**Extrait du texte:**
Recueil d’informations ou co-construction ?
Vincent Fristot parle, après tout, lui aussi de « collecte » de propositions, mais il maintient que le processus participatif, orchestré par l’agence HDZ, consiste bel et bien à associer divers acteurs pour faire de la « co-construction ». Et de s’en expliquer : « Nous sommes partis à dessein, de trois scénarios contrastés pour favoriser le débat, ouvrir le champ des possibles, c’était notre engagement ! Ensuite le fonctionnement itératif, les aller-et-venues entre les habitants, HDZ et la Ville : c’est ça le principe même de la co-construction autour de ce projet du quartier de l’Esplanade ! ».
Le collectif Vivre à Grenoble affirme, pour sa part, s’en tenir à ce qu’il constate. Et il ne mâche pas ses mots. Sur la forme, il déplore des temps de réflexion courts ( 2 x 2 heures ) dans des salles mal chauffées, des réunions « caporalisées » avec une forte présence de la Ville, des groupes encore scindés en deux parfois, pour « éviter la confrontation des points de vue ». Enfin Vivre à Grenoble assure avoir voulu transmettre des documents, sans que ce ces derniers n’aient été pris en compte.
Certains habitants ne viendront pas ce samedi
La liste des griefs est-elle épuisée ? Pas encore. Bruno de Lescure poursuit : « En plus de réunions au pas de course, on a perdu beaucoup de temps à écouter, en début de deuxième réunion, le bilan des autres réunions des autres groupes ! »
Pour les mêmes raisons, les associations de quartier du groupe « proximité » sont également parties fâchées de leur second atelier.
Trop courts ces temps en petit groupe ? « Il y a des gens qui pourraient faire des réunions pendant des jours, mais il y en a aussi qui disposent de moins de temps », rappelle Vincent Fristot.
Quoi qu’il en soit, certains habitants ont décidé de bouder les ateliers organisés ce samedi 3 décembre après-midi, destinés à clôturer deux mois de « co-construction ». Pas de quoi affoler l’adjoint : « Certains ont des humeurs, claquent la porte et reviennent… La porte reste toujours ouverte de notre côté. »
Un projet trop dense ?

**Données affichées:**

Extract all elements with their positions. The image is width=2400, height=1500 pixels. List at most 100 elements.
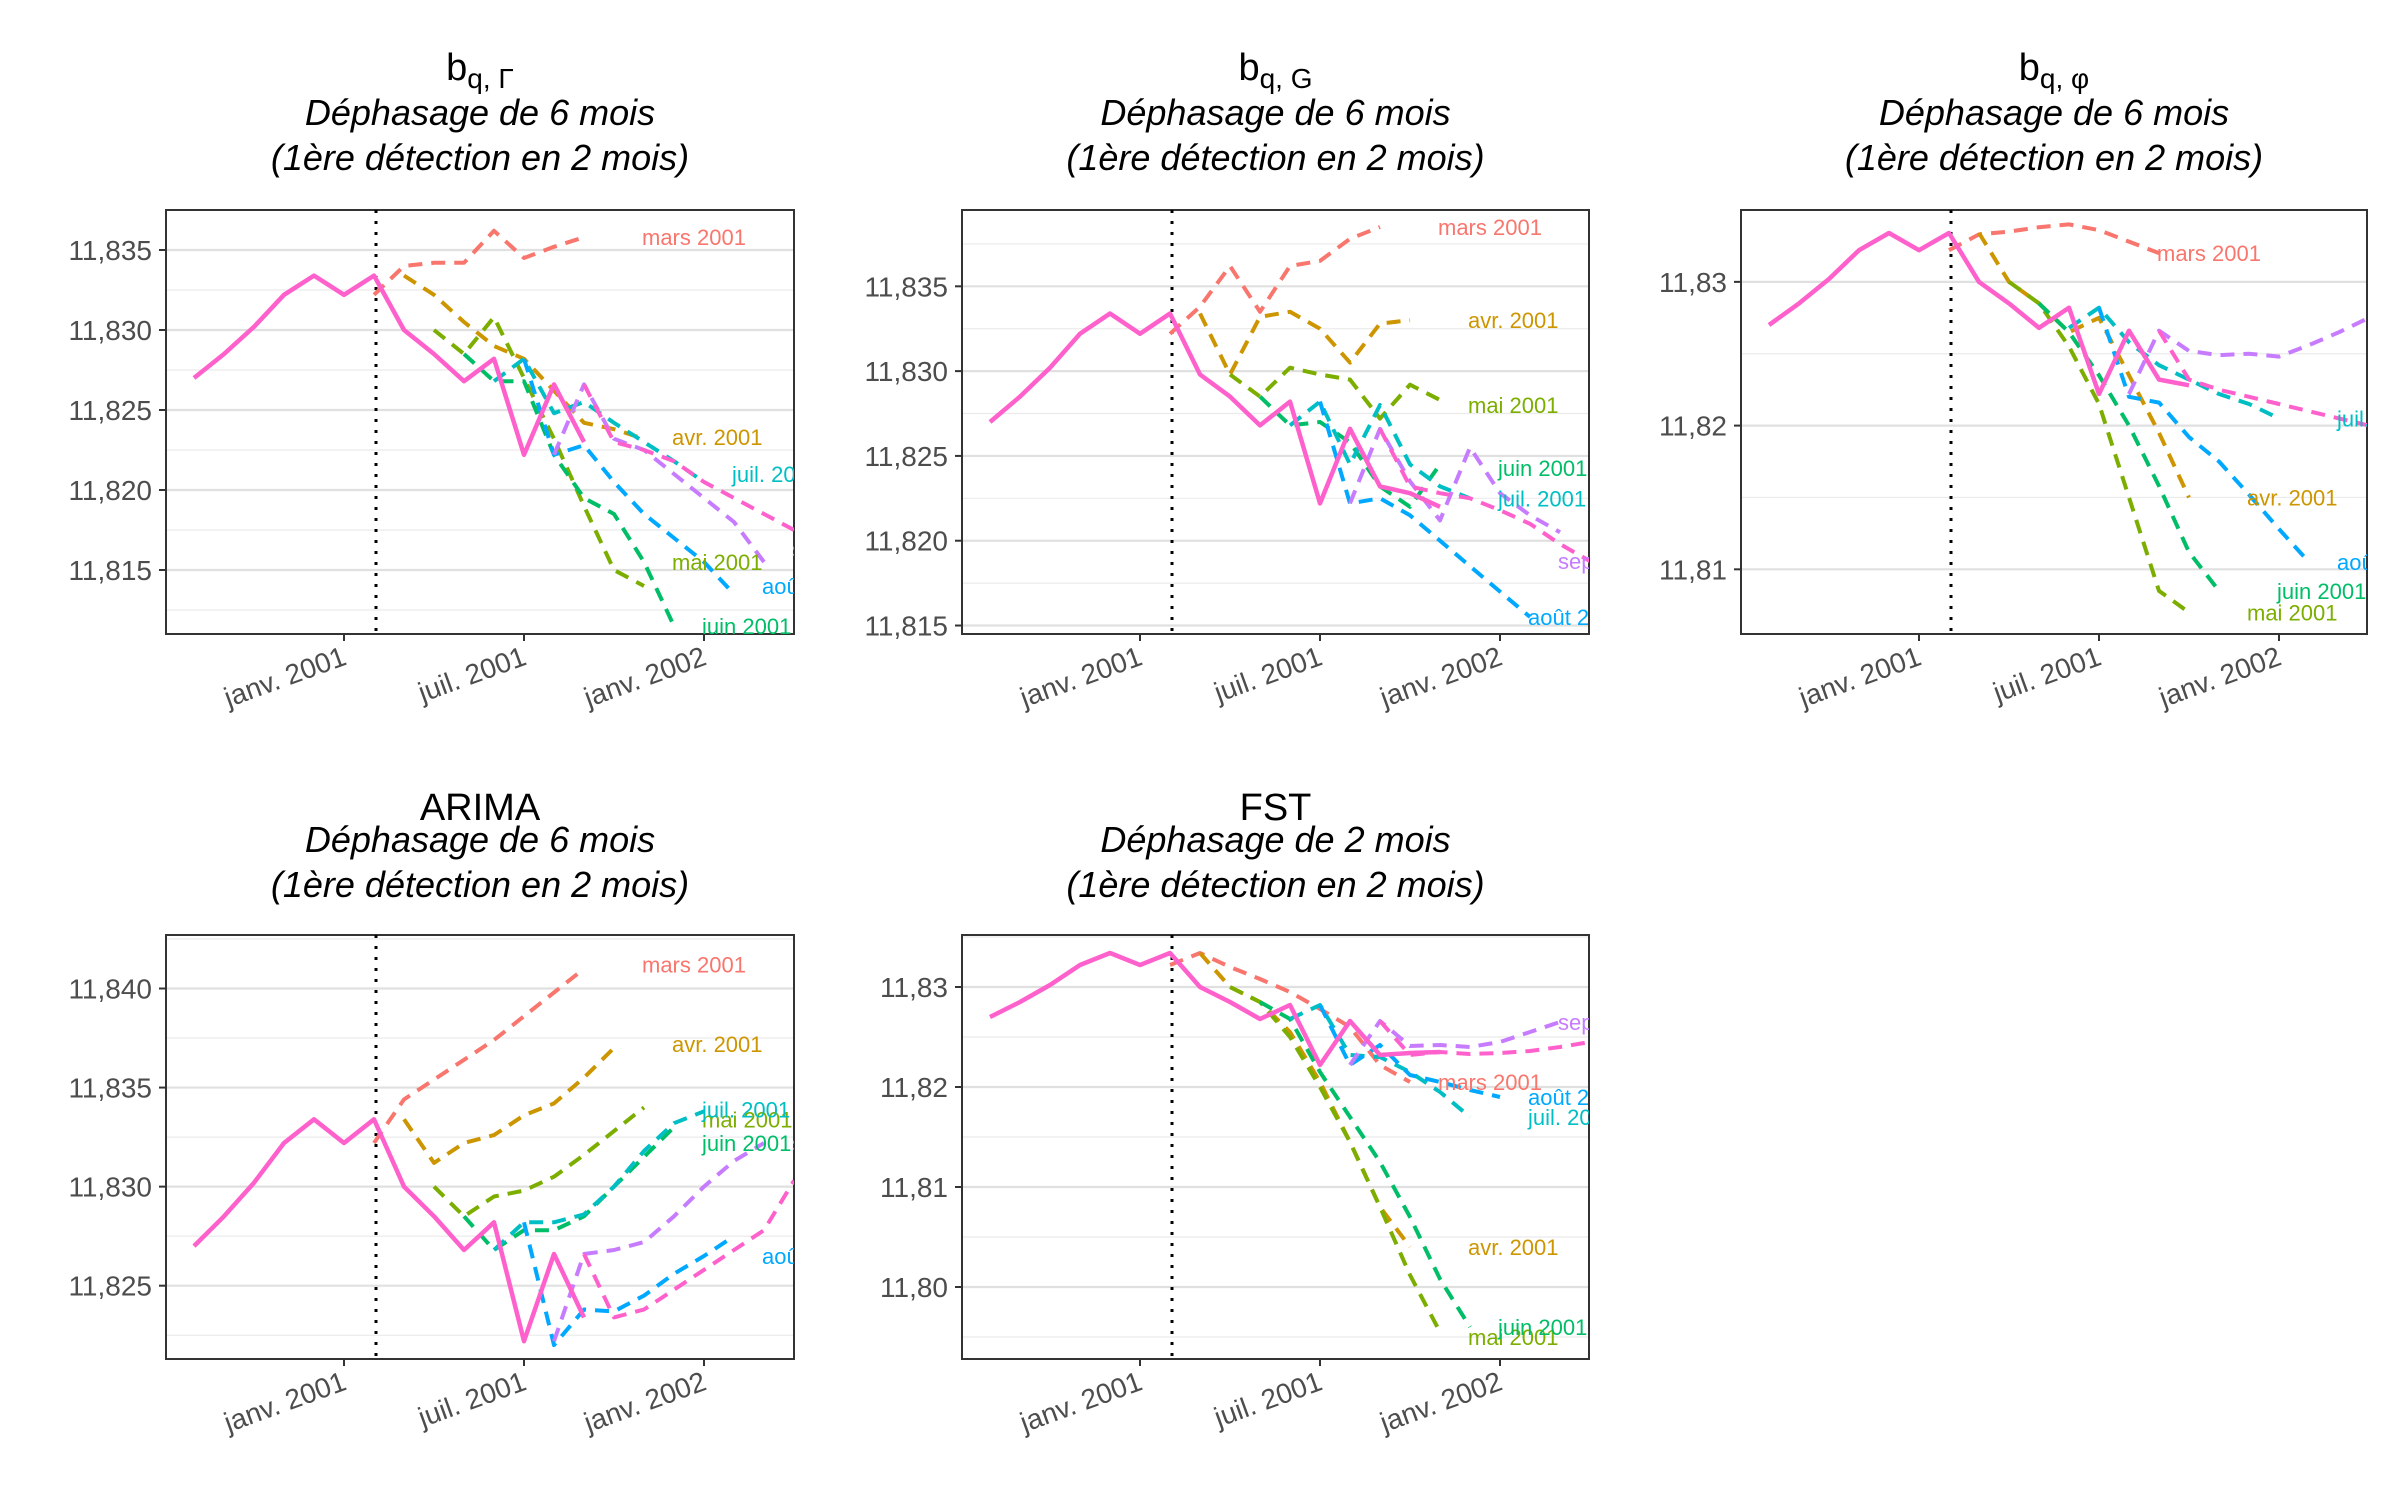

**Consigne:**
Que dit l'extrait sur le projet du quartier de l'Esplanade ?
(a) Quelle agence orchestre le processus participatif ?
(b) De combien de scénarios contrastés la Ville est-elle partie ?
(c) Quand ont lieu les ateliers destinés à clôturer deux mois de « co-construction » ?
Ce matériel provient d'une autre source que l'extrait.

**Exercice corrigé:**
(a) L'agence HDZ.
(b) De trois scénarios contrastés.
(c) Le samedi 3 décembre après-midi.